----- Exercise input -----

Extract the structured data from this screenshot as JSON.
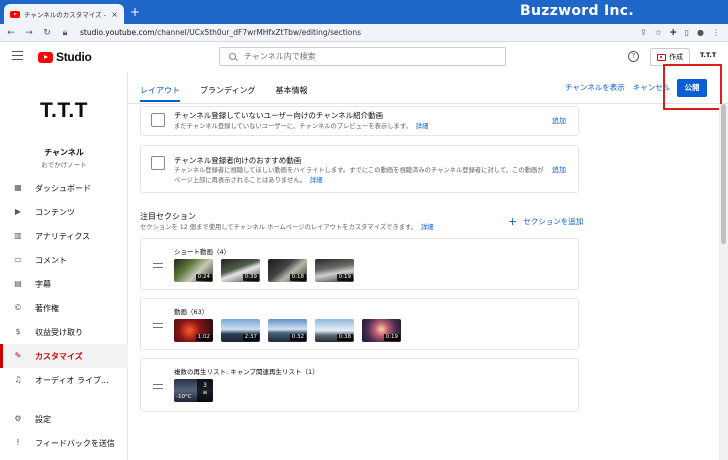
{
  "browser": {
    "tab_title": "チャンネルのカスタマイズ - YouTube S",
    "tab_close": "×",
    "new_tab": "+",
    "url_host": "studio.youtube.com",
    "url_path": "/channel/UCx5th0ur_dF7wrMHfxZtTbw/editing/sections",
    "brand_overlay": "Buzzword Inc."
  },
  "header": {
    "logo_text": "Studio",
    "search_placeholder": "チャンネル内で検索",
    "help_label": "?",
    "create_label": "作成",
    "avatar_label": "T.T.T"
  },
  "sidebar": {
    "channel_logo": "T.T.T",
    "channel_name": "チャンネル",
    "channel_sub": "おでかけノート",
    "items": [
      {
        "label": "ダッシュボード",
        "icon": "▦"
      },
      {
        "label": "コンテンツ",
        "icon": "▶"
      },
      {
        "label": "アナリティクス",
        "icon": "▥"
      },
      {
        "label": "コメント",
        "icon": "▭"
      },
      {
        "label": "字幕",
        "icon": "▤"
      },
      {
        "label": "著作権",
        "icon": "©"
      },
      {
        "label": "収益受け取り",
        "icon": "$"
      },
      {
        "label": "カスタマイズ",
        "icon": "✎"
      },
      {
        "label": "オーディオ ライブ...",
        "icon": "♫"
      }
    ],
    "bottom_items": [
      {
        "label": "設定",
        "icon": "⚙"
      },
      {
        "label": "フィードバックを送信",
        "icon": "!"
      }
    ]
  },
  "tabs": [
    {
      "label": "レイアウト"
    },
    {
      "label": "ブランディング"
    },
    {
      "label": "基本情報"
    }
  ],
  "actions": {
    "view_channel": "チャンネルを表示",
    "cancel": "キャンセル",
    "publish": "公開"
  },
  "cards": [
    {
      "title": "チャンネル登録していないユーザー向けのチャンネル紹介動画",
      "desc": "まだチャンネル登録していないユーザーに、チャンネルのプレビューを表示します。",
      "link": "詳細",
      "add": "追加"
    },
    {
      "title": "チャンネル登録者向けのおすすめ動画",
      "desc": "チャンネル登録者に視聴してほしい動画をハイライトします。すでにこの動画を視聴済みのチャンネル登録者に対して、この動画がページ上部に再表示されることはありません。",
      "link": "詳細",
      "add": "追加"
    }
  ],
  "featured": {
    "title": "注目セクション",
    "desc": "セクションを 12 個まで使用してチャンネル ホームページのレイアウトをカスタマイズできます。",
    "link": "詳細",
    "add_section": "セクションを追加"
  },
  "sections": [
    {
      "title": "ショート動画（4）",
      "thumbs": [
        "0:24",
        "0:39",
        "0:18",
        "0:19"
      ]
    },
    {
      "title": "動画（63）",
      "thumbs": [
        "1:02",
        "2:37",
        "0:32",
        "0:38",
        "0:19"
      ]
    },
    {
      "title": "複数の再生リスト: キャンプ関連再生リスト（1）",
      "playlist_count": "3",
      "playlist_temp": "-10°C"
    }
  ]
}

-----

Exercise prompt: Pictures in the records above are left out; print everything else exactly as written.

Task result:
Extract the structured data from this screenshot as JSON.
{
  "browser": {
    "tab_title": "チャンネルのカスタマイズ - YouTube S",
    "tab_close": "×",
    "new_tab": "+",
    "url_host": "studio.youtube.com",
    "url_path": "/channel/UCx5th0ur_dF7wrMHfxZtTbw/editing/sections",
    "brand_overlay": "Buzzword Inc."
  },
  "header": {
    "logo_text": "Studio",
    "search_placeholder": "チャンネル内で検索",
    "help_label": "?",
    "create_label": "作成",
    "avatar_label": "T.T.T"
  },
  "sidebar": {
    "channel_logo": "T.T.T",
    "channel_name": "チャンネル",
    "channel_sub": "おでかけノート",
    "items": [
      {
        "label": "ダッシュボード",
        "icon": "▦"
      },
      {
        "label": "コンテンツ",
        "icon": "▶"
      },
      {
        "label": "アナリティクス",
        "icon": "▥"
      },
      {
        "label": "コメント",
        "icon": "▭"
      },
      {
        "label": "字幕",
        "icon": "▤"
      },
      {
        "label": "著作権",
        "icon": "©"
      },
      {
        "label": "収益受け取り",
        "icon": "$"
      },
      {
        "label": "カスタマイズ",
        "icon": "✎"
      },
      {
        "label": "オーディオ ライブ...",
        "icon": "♫"
      }
    ],
    "bottom_items": [
      {
        "label": "設定",
        "icon": "⚙"
      },
      {
        "label": "フィードバックを送信",
        "icon": "!"
      }
    ]
  },
  "tabs": [
    {
      "label": "レイアウト"
    },
    {
      "label": "ブランディング"
    },
    {
      "label": "基本情報"
    }
  ],
  "actions": {
    "view_channel": "チャンネルを表示",
    "cancel": "キャンセル",
    "publish": "公開"
  },
  "cards": [
    {
      "title": "チャンネル登録していないユーザー向けのチャンネル紹介動画",
      "desc": "まだチャンネル登録していないユーザーに、チャンネルのプレビューを表示します。",
      "link": "詳細",
      "add": "追加"
    },
    {
      "title": "チャンネル登録者向けのおすすめ動画",
      "desc": "チャンネル登録者に視聴してほしい動画をハイライトします。すでにこの動画を視聴済みのチャンネル登録者に対して、この動画がページ上部に再表示されることはありません。",
      "link": "詳細",
      "add": "追加"
    }
  ],
  "featured": {
    "title": "注目セクション",
    "desc": "セクションを 12 個まで使用してチャンネル ホームページのレイアウトをカスタマイズできます。",
    "link": "詳細",
    "add_section": "セクションを追加"
  },
  "sections": [
    {
      "title": "ショート動画（4）",
      "thumbs": [
        "0:24",
        "0:39",
        "0:18",
        "0:19"
      ]
    },
    {
      "title": "動画（63）",
      "thumbs": [
        "1:02",
        "2:37",
        "0:32",
        "0:38",
        "0:19"
      ]
    },
    {
      "title": "複数の再生リスト: キャンプ関連再生リスト（1）",
      "playlist_count": "3",
      "playlist_temp": "-10°C"
    }
  ]
}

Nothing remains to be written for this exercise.